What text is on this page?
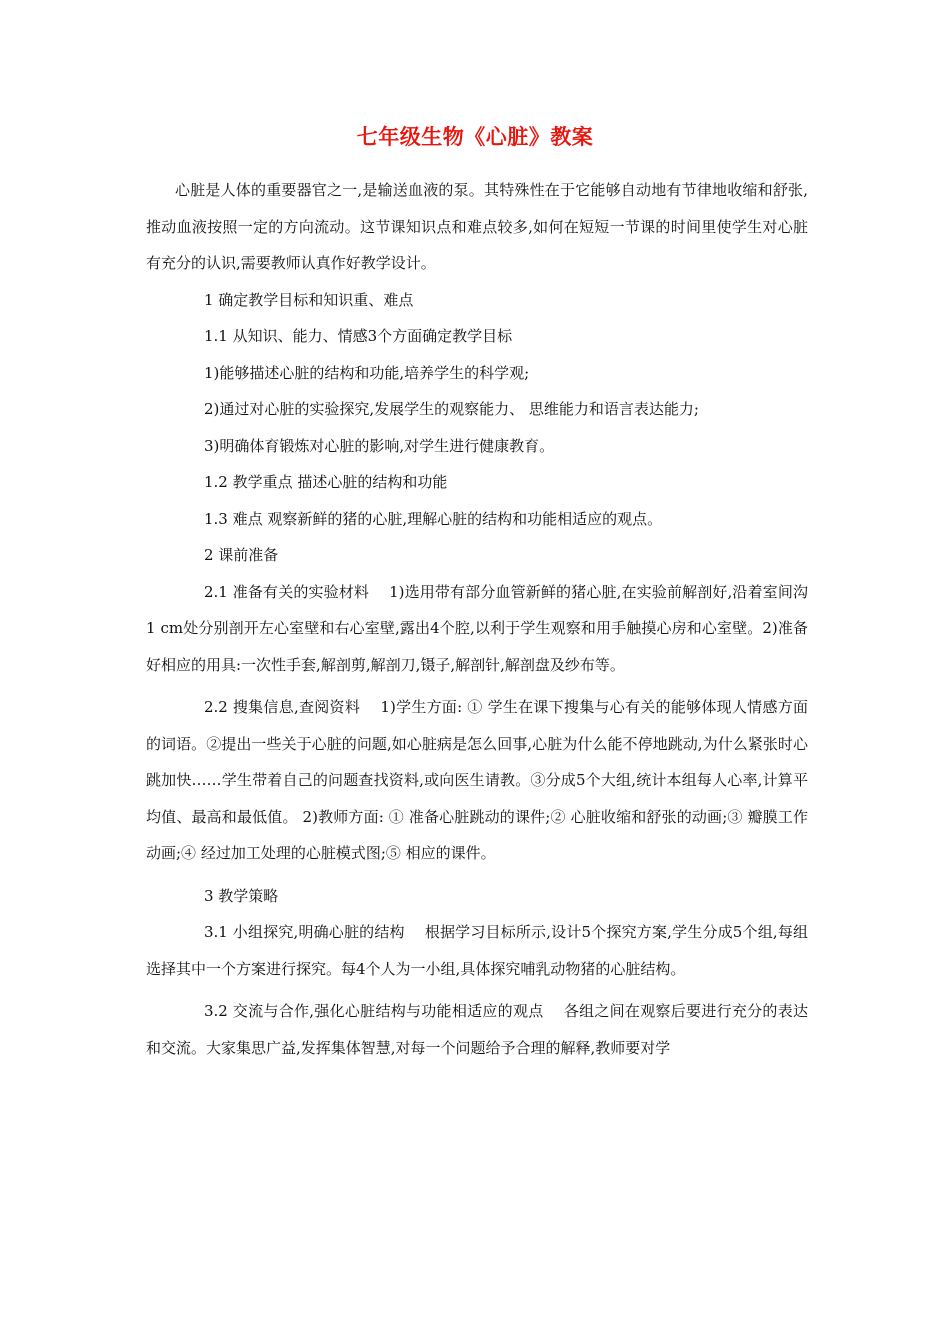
七年级生物《心脏》教案

心脏是人体的重要器官之一,是输送血液的泵。其特殊性在于它能够自动地有节律地收缩和舒张,推动血液按照一定的方向流动。这节课知识点和难点较多,如何在短短一节课的时间里使学生对心脏有充分的认识,需要教师认真作好教学设计。

1 确定教学目标和知识重、难点

1.1 从知识、能力、情感3个方面确定教学目标

1)能够描述心脏的结构和功能,培养学生的科学观;

2)通过对心脏的实验探究,发展学生的观察能力、 思维能力和语言表达能力;

3)明确体育锻炼对心脏的影响,对学生进行健康教育。

1.2 教学重点 描述心脏的结构和功能

1.3 难点 观察新鲜的猪的心脏,理解心脏的结构和功能相适应的观点。

2 课前准备

2.1 准备有关的实验材料　 1)选用带有部分血管新鲜的猪心脏,在实验前解剖好,沿着室间沟1 cm处分别剖开左心室壁和右心室壁,露出4个腔,以利于学生观察和用手触摸心房和心室壁。2)准备好相应的用具:一次性手套,解剖剪,解剖刀,镊子,解剖针,解剖盘及纱布等。

2.2 搜集信息,查阅资料　 1)学生方面: ① 学生在课下搜集与心有关的能够体现人情感方面的词语。②提出一些关于心脏的问题,如心脏病是怎么回事,心脏为什么能不停地跳动,为什么紧张时心跳加快……学生带着自己的问题查找资料,或向医生请教。③分成5个大组,统计本组每人心率,计算平均值、最高和最低值。 2)教师方面: ① 准备心脏跳动的课件;② 心脏收缩和舒张的动画;③ 瓣膜工作动画;④ 经过加工处理的心脏模式图;⑤ 相应的课件。

3 教学策略

3.1 小组探究,明确心脏的结构　 根据学习目标所示,设计5个探究方案,学生分成5个组,每组选择其中一个方案进行探究。每4个人为一小组,具体探究哺乳动物猪的心脏结构。

3.2 交流与合作,强化心脏结构与功能相适应的观点　 各组之间在观察后要进行充分的表达和交流。大家集思广益,发挥集体智慧,对每一个问题给予合理的解释,教师要对学
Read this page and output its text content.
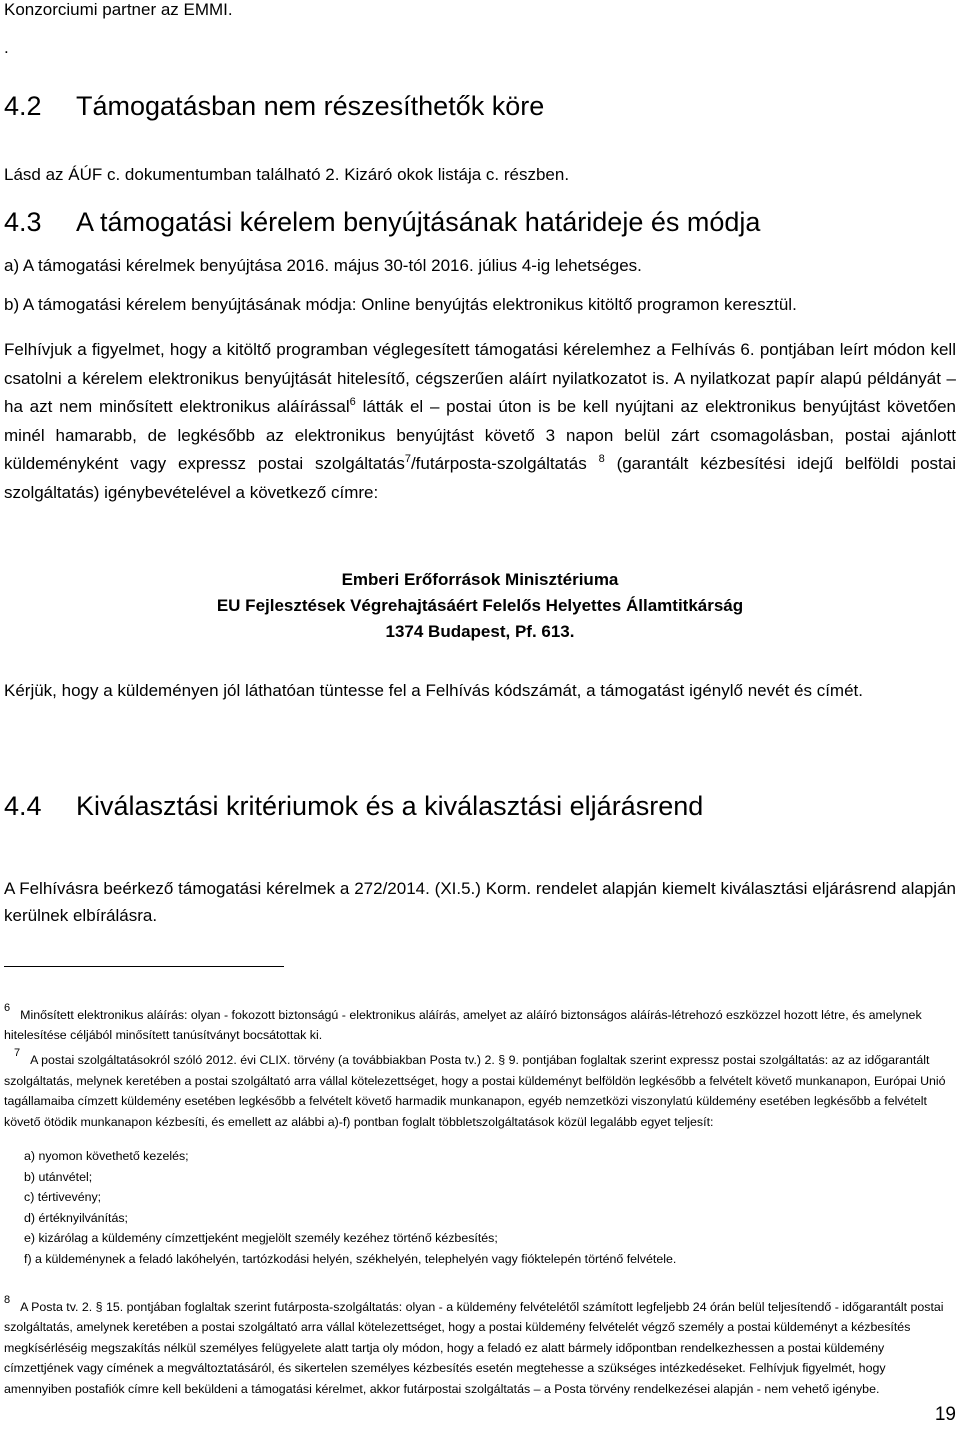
Konzorciumi partner az EMMI.
.
4.2 Támogatásban nem részesíthetők köre
Lásd az ÁÚF c. dokumentumban található 2. Kizáró okok listája c. részben.
4.3 A támogatási kérelem benyújtásának határideje és módja
a) A támogatási kérelmek benyújtása 2016. május 30-tól 2016. július 4-ig lehetséges.
b) A támogatási kérelem benyújtásának módja: Online benyújtás elektronikus kitöltő programon keresztül.
Felhívjuk a figyelmet, hogy a kitöltő programban véglegesített támogatási kérelemhez a Felhívás 6. pontjában leírt módon kell csatolni a kérelem elektronikus benyújtását hitelesítő, cégszerűen aláírt nyilatkozatot is. A nyilatkozat papír alapú példányát – ha azt nem minősített elektronikus aláírással$^6$ látták el – postai úton is be kell nyújtani az elektronikus benyújtást követően minél hamarabb, de legkésőbb az elektronikus benyújtást követő 3 napon belül zárt csomagolásban, postai ajánlott küldeményként vagy expressz postai szolgáltatás$^7$/futárposta-szolgáltatás $^8$ (garantált kézbesítési idejű belföldi postai szolgáltatás) igénybevételével a következő címre:
Emberi Erőforrások Minisztériuma
EU Fejlesztések Végrehajtásáért Felelős Helyettes Államtitkárság
1374 Budapest, Pf. 613.
Kérjük, hogy a küldeményen jól láthatóan tüntesse fel a Felhívás kódszámát, a támogatást igénylő nevét és címét.
4.4 Kiválasztási kritériumok és a kiválasztási eljárásrend
A Felhívásra beérkező támogatási kérelmek a 272/2014. (XI.5.) Korm. rendelet alapján kiemelt kiválasztási eljárásrend alapján kerülnek elbírálásra.
6 Minősített elektronikus aláírás: olyan - fokozott biztonságú - elektronikus aláírás, amelyet az aláíró biztonságos aláírás-létrehozó eszközzel hozott létre, és amelynek hitelesítése céljából minősített tanúsítványt bocsátottak ki.
7 A postai szolgáltatásokról szóló 2012. évi CLIX. törvény (a továbbiakban Posta tv.) 2. § 9. pontjában foglaltak szerint expressz postai szolgáltatás: az az időgarantált szolgáltatás, melynek keretében a postai szolgáltató arra vállal kötelezettséget, hogy a postai küldeményt belföldön legkésőbb a felvételt követő munkanapon, Európai Unió tagállamaiba címzett küldemény esetében legkésőbb a felvételt követő harmadik munkanapon, egyéb nemzetközi viszonylatú küldemény esetében legkésőbb a felvételt követő ötödik munkanapon kézbesíti, és emellett az alábbi a)-f) pontban foglalt többletszolgáltatások közül legalább egyet teljesít:
a) nyomon követhető kezelés;
b) utánvétel;
c) tértivevény;
d) értéknyilvánítás;
e) kizárólag a küldemény címzettjeként megjelölt személy kezéhez történő kézbesítés;
f) a küldeménynek a feladó lakóhelyén, tartózkodási helyén, székhelyén, telephelyén vagy fióktelepén történő felvétele.
8 A Posta tv. 2. § 15. pontjában foglaltak szerint futárposta-szolgáltatás: olyan - a küldemény felvételétől számított legfeljebb 24 órán belül teljesítendő - időgarantált postai szolgáltatás, amelynek keretében a postai szolgáltató arra vállal kötelezettséget, hogy a postai küldemény felvételét végző személy a postai küldeményt a kézbesítés megkísérléséig megszakítás nélkül személyes felügyelete alatt tartja oly módon, hogy a feladó ez alatt bármely időpontban rendelkezhessen a postai küldemény címzettjének vagy címének a megváltoztatásáról, és sikertelen személyes kézbesítés esetén megtehesse a szükséges intézkedéseket. Felhívjuk figyelmét, hogy amennyiben postafiók címre kell beküldeni a támogatási kérelmet, akkor futárpostai szolgáltatás – a Posta törvény rendelkezései alapján - nem vehető igénybe.
19
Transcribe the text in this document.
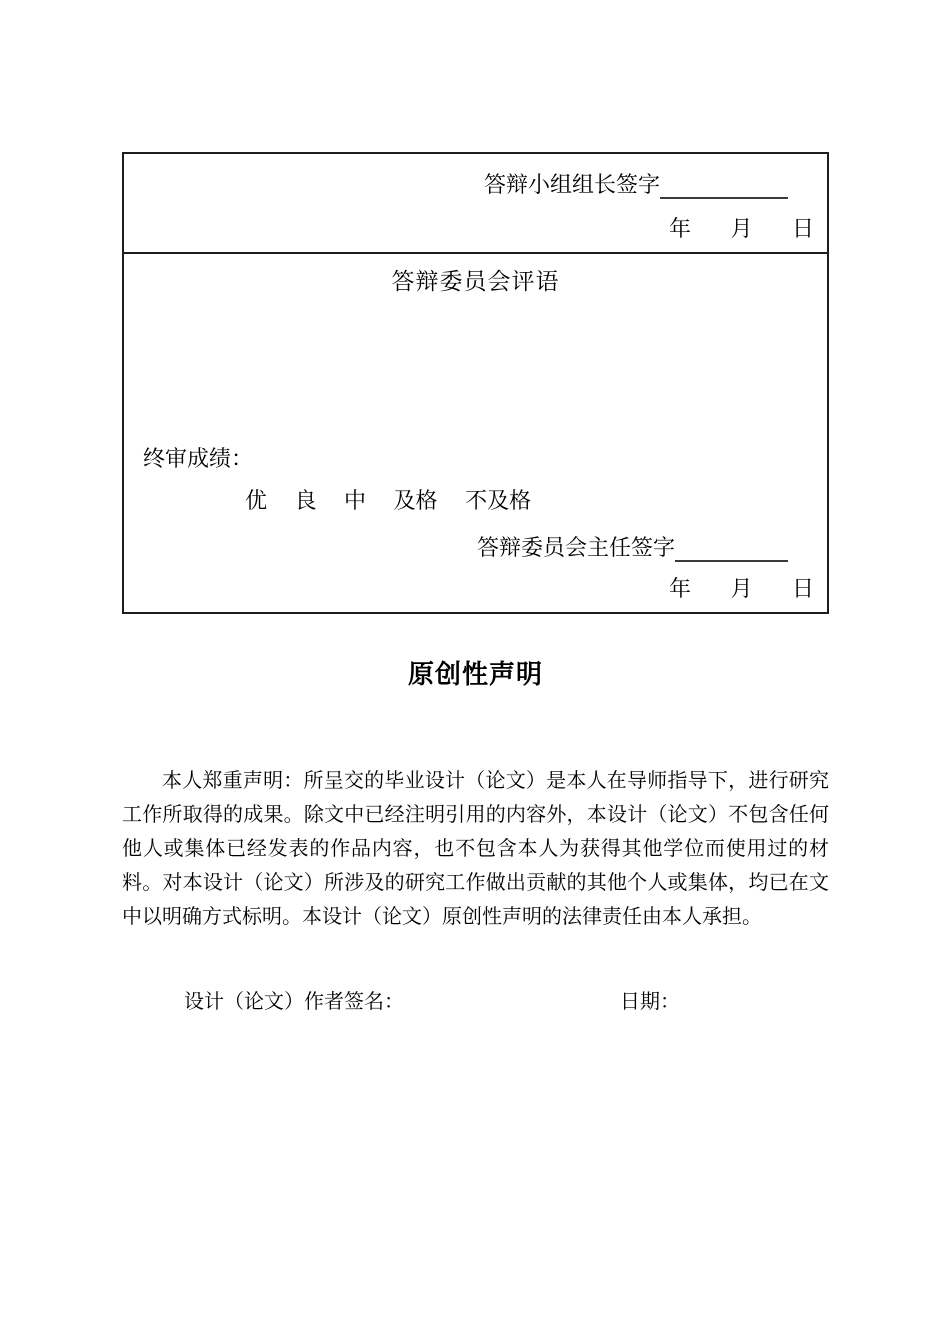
答辩小组组长签字
年 月 日
答辩委员会评语
终审成绩：
优 良 中 及格 不及格
答辩委员会主任签字
年 月 日
原创性声明
本人郑重声明：所呈交的毕业设计（论文）是本人在导师指导下，进行研究工作所取得的成果。除文中已经注明引用的内容外，本设计（论文）不包含任何他人或集体已经发表的作品内容，也不包含本人为获得其他学位而使用过的材料。对本设计（论文）所涉及的研究工作做出贡献的其他个人或集体，均已在文中以明确方式标明。本设计（论文）原创性声明的法律责任由本人承担。
设计（论文）作者签名：	日期：
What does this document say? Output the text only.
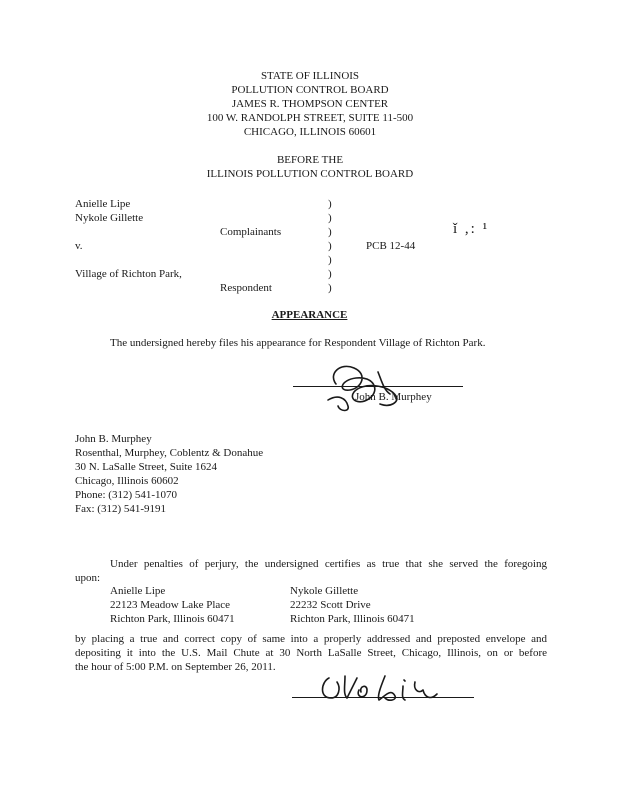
STATE OF ILLINOIS
POLLUTION CONTROL BOARD
JAMES R. THOMPSON CENTER
100 W. RANDOLPH STREET, SUITE 11-500
CHICAGO, ILLINOIS 60601
BEFORE THE
ILLINOIS POLLUTION CONTROL BOARD
Anielle Lipe
Nykole Gillette
Complainants
v.
Village of Richton Park,
Respondent
PCB 12-44
ǐ ,: ¹
)
)
)
)
)
)
)
APPEARANCE
The undersigned hereby files his appearance for Respondent Village of Richton Park.
John B. Murphey
John B. Murphey
Rosenthal, Murphey, Coblentz & Donahue
30 N. LaSalle Street, Suite 1624
Chicago, Illinois 60602
Phone: (312) 541-1070
Fax: (312) 541-9191
Under penalties of perjury, the undersigned certifies as true that she served the foregoing
upon:
Anielle Lipe
22123 Meadow Lake Place
Richton Park, Illinois 60471
Nykole Gillette
22232 Scott Drive
Richton Park, Illinois 60471
by placing a true and correct copy of same into a properly addressed and preposted envelope and
depositing it into the U.S. Mail Chute at 30 North LaSalle Street, Chicago, Illinois, on or before
the hour of 5:00 P.M. on September 26, 2011.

THE PROBLEM:
Give the count of lines in the data above that hold the string "történő", with no additional words.

WORKED SOLUTION:
2